Request: Transcribe the records below in full; pictures stay out of the copy.

▬▬▬

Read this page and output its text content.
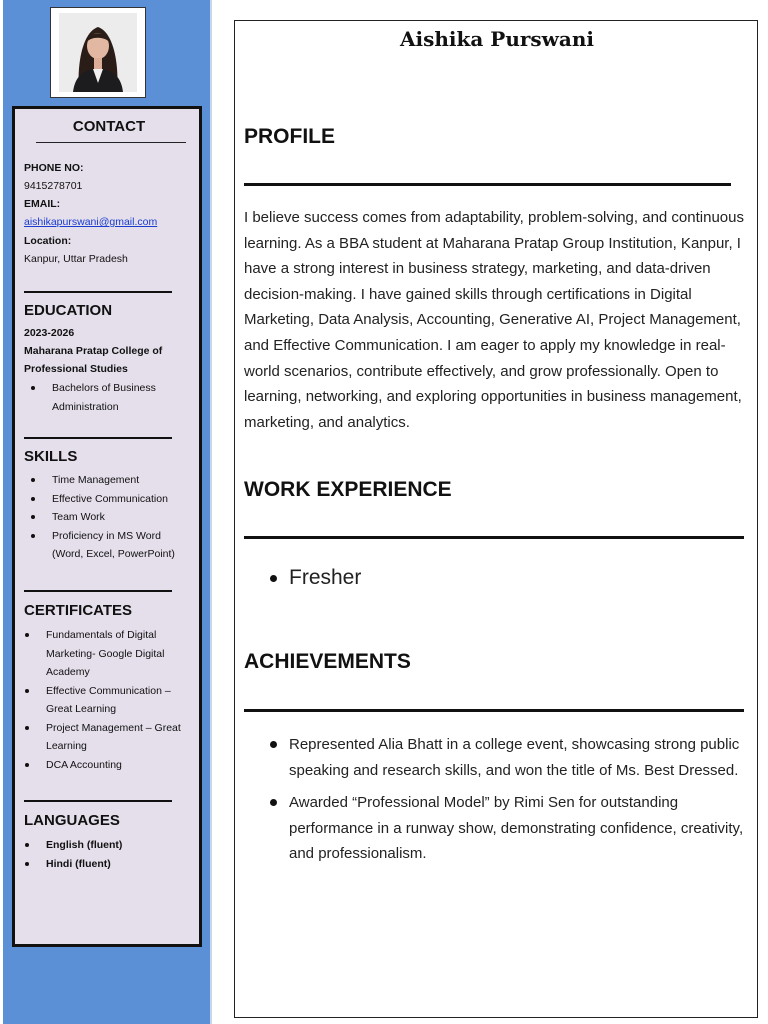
CONTACT
PHONE NO:
9415278701
EMAIL:
aishikapurswani@gmail.com
Location:
Kanpur, Uttar Pradesh
EDUCATION
2023-2026
Maharana Pratap College of Professional Studies
Bachelors of Business Administration
SKILLS
Time Management
Effective Communication
Team Work
Proficiency in MS Word (Word, Excel, PowerPoint)
CERTIFICATES
Fundamentals of Digital Marketing- Google Digital Academy
Effective Communication – Great Learning
Project Management – Great Learning
DCA Accounting
LANGUAGES
English (fluent)
Hindi (fluent)
Aishika Purswani
PROFILE
I believe success comes from adaptability, problem-solving, and continuous learning. As a BBA student at Maharana Pratap Group Institution, Kanpur, I have a strong interest in business strategy, marketing, and data-driven decision-making. I have gained skills through certifications in Digital Marketing, Data Analysis, Accounting, Generative AI, Project Management, and Effective Communication. I am eager to apply my knowledge in real-world scenarios, contribute effectively, and grow professionally. Open to learning, networking, and exploring opportunities in business management, marketing, and analytics.
WORK EXPERIENCE
Fresher
ACHIEVEMENTS
Represented Alia Bhatt in a college event, showcasing strong public speaking and research skills, and won the title of Ms. Best Dressed.
Awarded “Professional Model” by Rimi Sen for outstanding performance in a runway show, demonstrating confidence, creativity, and professionalism.
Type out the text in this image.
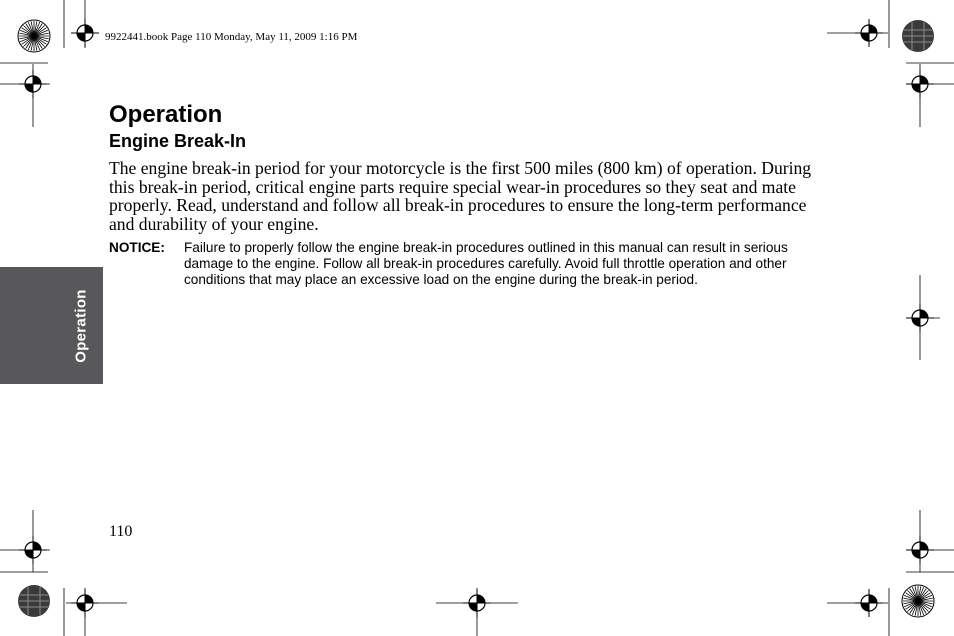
9922441.book Page 110 Monday, May 11, 2009 1:16 PM
Operation
Operation
Engine Break-In

The engine break-in period for your motorcycle is the first 500 miles (800 km) of operation. During this break-in period, critical engine parts require special wear-in procedures so they seat and mate properly. Read, understand and follow all break-in procedures to ensure the long-term performance and durability of your engine.

NOTICE: Failure to properly follow the engine break-in procedures outlined in this manual can result in serious damage to the engine. Follow all break-in procedures carefully. Avoid full throttle operation and other conditions that may place an excessive load on the engine during the break-in period.

110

▬▬▬

Solution for this problem:
Read this page and output its text content.
CONTACT
PHONE NO:
9415278701
EMAIL:
aishikapurswani@gmail.com
Location:
Kanpur, Uttar Pradesh
EDUCATION
2023-2026
Maharana Pratap College of Professional Studies
Bachelors of Business Administration
SKILLS
Time Management
Effective Communication
Team Work
Proficiency in MS Word (Word, Excel, PowerPoint)
CERTIFICATES
Fundamentals of Digital Marketing- Google Digital Academy
Effective Communication – Great Learning
Project Management – Great Learning
DCA Accounting
LANGUAGES
English (fluent)
Hindi (fluent)
Aishika Purswani
PROFILE
I believe success comes from adaptability, problem-solving, and continuous learning. As a BBA student at Maharana Pratap Group Institution, Kanpur, I have a strong interest in business strategy, marketing, and data-driven decision-making. I have gained skills through certifications in Digital Marketing, Data Analysis, Accounting, Generative AI, Project Management, and Effective Communication. I am eager to apply my knowledge in real-world scenarios, contribute effectively, and grow professionally. Open to learning, networking, and exploring opportunities in business management, marketing, and analytics.
WORK EXPERIENCE
Fresher
ACHIEVEMENTS
Represented Alia Bhatt in a college event, showcasing strong public speaking and research skills, and won the title of Ms. Best Dressed.
Awarded “Professional Model” by Rimi Sen for outstanding performance in a runway show, demonstrating confidence, creativity, and professionalism.
Type out the text in this image.
9922441.book Page 110 Monday, May 11, 2009 1:16 PM
Operation
Operation
Engine Break-In

The engine break-in period for your motorcycle is the first 500 miles (800 km) of operation. During this break-in period, critical engine parts require special wear-in procedures so they seat and mate properly. Read, understand and follow all break-in procedures to ensure the long-term performance and durability of your engine.

NOTICE: Failure to properly follow the engine break-in procedures outlined in this manual can result in serious damage to the engine. Follow all break-in procedures carefully. Avoid full throttle operation and other conditions that may place an excessive load on the engine during the break-in period.

110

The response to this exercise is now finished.